● **WRITTEN INSTRUCTION**:
State the count of lines below in which the word "glyph" appears, and add nothing.

● **SOURCE RECORDS**:

——

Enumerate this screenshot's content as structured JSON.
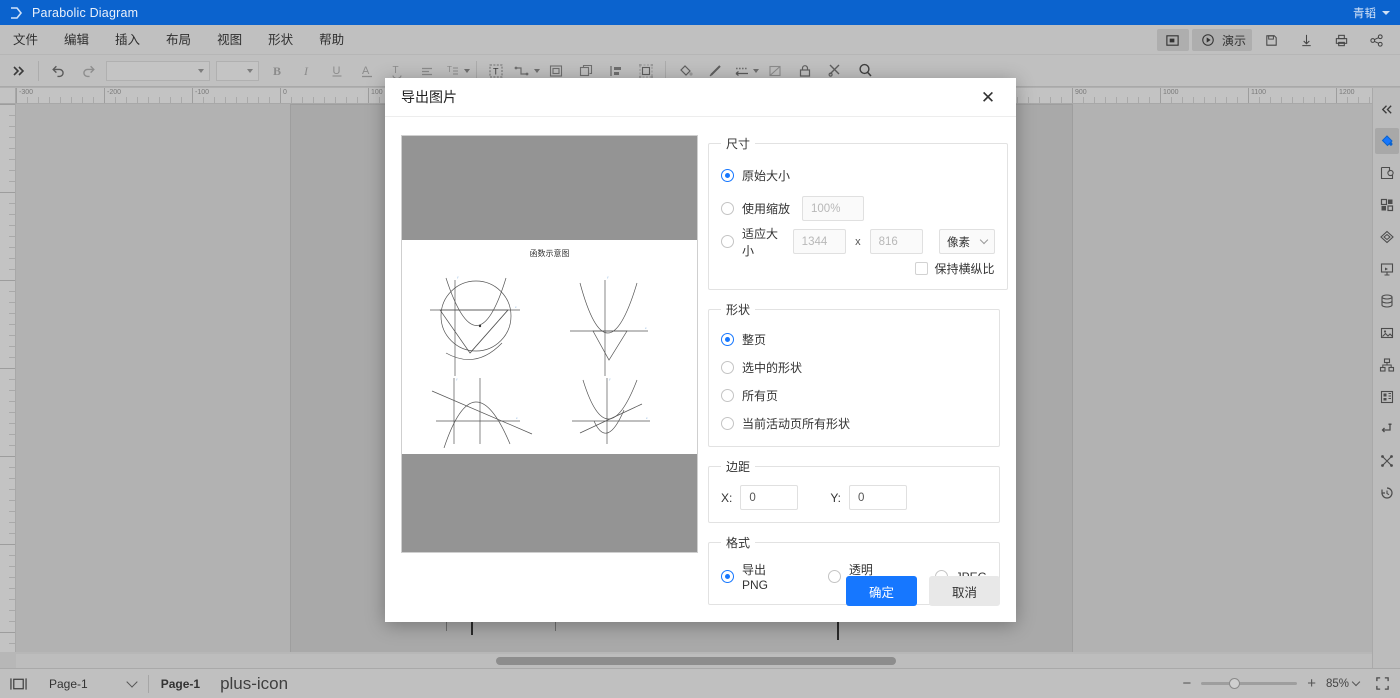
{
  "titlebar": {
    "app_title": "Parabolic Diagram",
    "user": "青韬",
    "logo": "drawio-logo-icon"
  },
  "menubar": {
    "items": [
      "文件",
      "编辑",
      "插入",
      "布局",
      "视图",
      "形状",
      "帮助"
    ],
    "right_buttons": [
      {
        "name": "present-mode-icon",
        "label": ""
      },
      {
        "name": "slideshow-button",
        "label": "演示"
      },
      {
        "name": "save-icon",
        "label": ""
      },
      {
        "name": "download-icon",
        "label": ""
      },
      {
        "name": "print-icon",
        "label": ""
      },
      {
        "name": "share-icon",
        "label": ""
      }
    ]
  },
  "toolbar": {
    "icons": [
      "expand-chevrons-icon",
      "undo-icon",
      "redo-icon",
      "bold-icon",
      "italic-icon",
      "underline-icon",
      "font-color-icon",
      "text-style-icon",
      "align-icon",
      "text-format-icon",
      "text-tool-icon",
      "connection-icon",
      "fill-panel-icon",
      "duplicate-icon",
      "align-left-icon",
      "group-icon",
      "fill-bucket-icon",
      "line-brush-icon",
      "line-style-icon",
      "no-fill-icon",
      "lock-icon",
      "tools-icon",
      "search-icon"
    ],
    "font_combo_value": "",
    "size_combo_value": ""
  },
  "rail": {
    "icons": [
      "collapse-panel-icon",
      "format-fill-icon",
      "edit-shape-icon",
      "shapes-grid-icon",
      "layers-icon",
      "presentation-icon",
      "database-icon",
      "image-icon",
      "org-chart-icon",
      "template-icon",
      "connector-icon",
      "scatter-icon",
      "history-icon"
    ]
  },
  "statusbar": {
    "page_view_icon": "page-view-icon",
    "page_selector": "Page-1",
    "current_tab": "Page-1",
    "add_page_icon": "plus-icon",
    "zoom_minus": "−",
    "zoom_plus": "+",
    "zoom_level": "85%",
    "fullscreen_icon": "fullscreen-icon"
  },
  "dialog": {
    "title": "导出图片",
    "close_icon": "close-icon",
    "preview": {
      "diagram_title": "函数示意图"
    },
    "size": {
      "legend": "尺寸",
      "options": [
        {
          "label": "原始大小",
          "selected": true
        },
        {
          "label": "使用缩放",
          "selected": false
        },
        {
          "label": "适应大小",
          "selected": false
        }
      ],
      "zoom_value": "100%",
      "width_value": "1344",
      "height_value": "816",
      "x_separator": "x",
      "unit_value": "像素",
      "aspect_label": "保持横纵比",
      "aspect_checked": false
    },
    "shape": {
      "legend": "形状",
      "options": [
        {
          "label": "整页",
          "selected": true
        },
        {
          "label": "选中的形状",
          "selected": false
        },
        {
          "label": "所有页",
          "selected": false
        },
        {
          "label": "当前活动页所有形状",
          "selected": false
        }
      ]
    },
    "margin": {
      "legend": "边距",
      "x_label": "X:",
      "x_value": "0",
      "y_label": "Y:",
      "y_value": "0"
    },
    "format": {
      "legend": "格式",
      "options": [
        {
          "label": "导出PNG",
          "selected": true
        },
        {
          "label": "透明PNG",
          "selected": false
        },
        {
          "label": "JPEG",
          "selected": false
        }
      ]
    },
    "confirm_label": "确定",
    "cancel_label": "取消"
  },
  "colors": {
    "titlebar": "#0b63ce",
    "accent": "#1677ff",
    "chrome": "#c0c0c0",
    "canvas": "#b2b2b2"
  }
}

——

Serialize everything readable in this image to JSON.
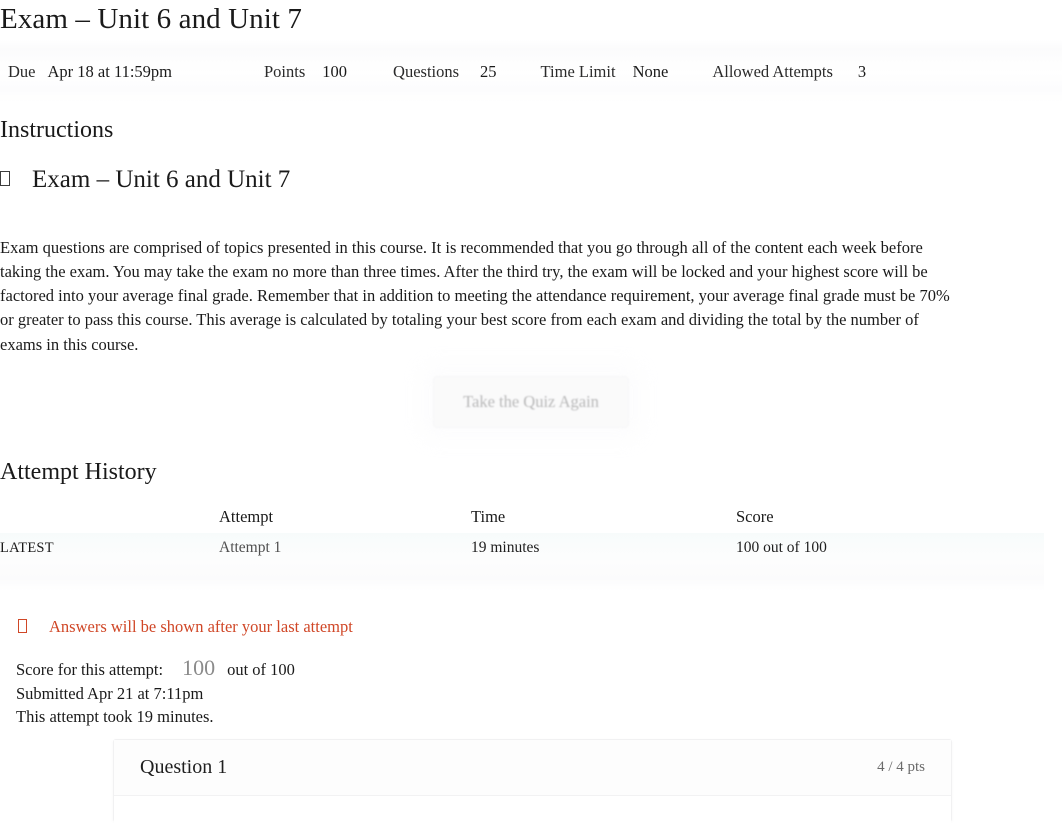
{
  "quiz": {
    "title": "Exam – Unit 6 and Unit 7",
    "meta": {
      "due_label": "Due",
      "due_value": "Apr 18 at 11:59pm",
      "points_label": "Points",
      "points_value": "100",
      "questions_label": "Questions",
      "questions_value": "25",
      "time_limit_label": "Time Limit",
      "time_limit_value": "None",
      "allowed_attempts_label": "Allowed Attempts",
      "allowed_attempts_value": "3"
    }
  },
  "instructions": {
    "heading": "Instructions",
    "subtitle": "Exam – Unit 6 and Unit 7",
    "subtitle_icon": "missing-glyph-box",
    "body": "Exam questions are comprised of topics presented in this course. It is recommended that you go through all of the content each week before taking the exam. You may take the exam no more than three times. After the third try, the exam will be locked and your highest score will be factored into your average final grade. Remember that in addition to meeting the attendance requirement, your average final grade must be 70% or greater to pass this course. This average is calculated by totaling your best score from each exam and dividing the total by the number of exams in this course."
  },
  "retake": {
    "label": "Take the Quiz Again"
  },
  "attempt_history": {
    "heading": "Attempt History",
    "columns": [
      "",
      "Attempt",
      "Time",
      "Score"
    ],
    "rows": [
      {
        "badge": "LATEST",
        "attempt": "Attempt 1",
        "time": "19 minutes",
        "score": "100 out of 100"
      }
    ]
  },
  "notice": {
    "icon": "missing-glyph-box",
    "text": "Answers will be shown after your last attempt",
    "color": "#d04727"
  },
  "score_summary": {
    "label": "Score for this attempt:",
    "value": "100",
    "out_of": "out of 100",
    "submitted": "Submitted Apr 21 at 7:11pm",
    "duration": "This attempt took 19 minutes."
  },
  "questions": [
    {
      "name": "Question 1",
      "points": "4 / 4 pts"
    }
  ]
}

——

● **EXERCISE OUTPUT**:
2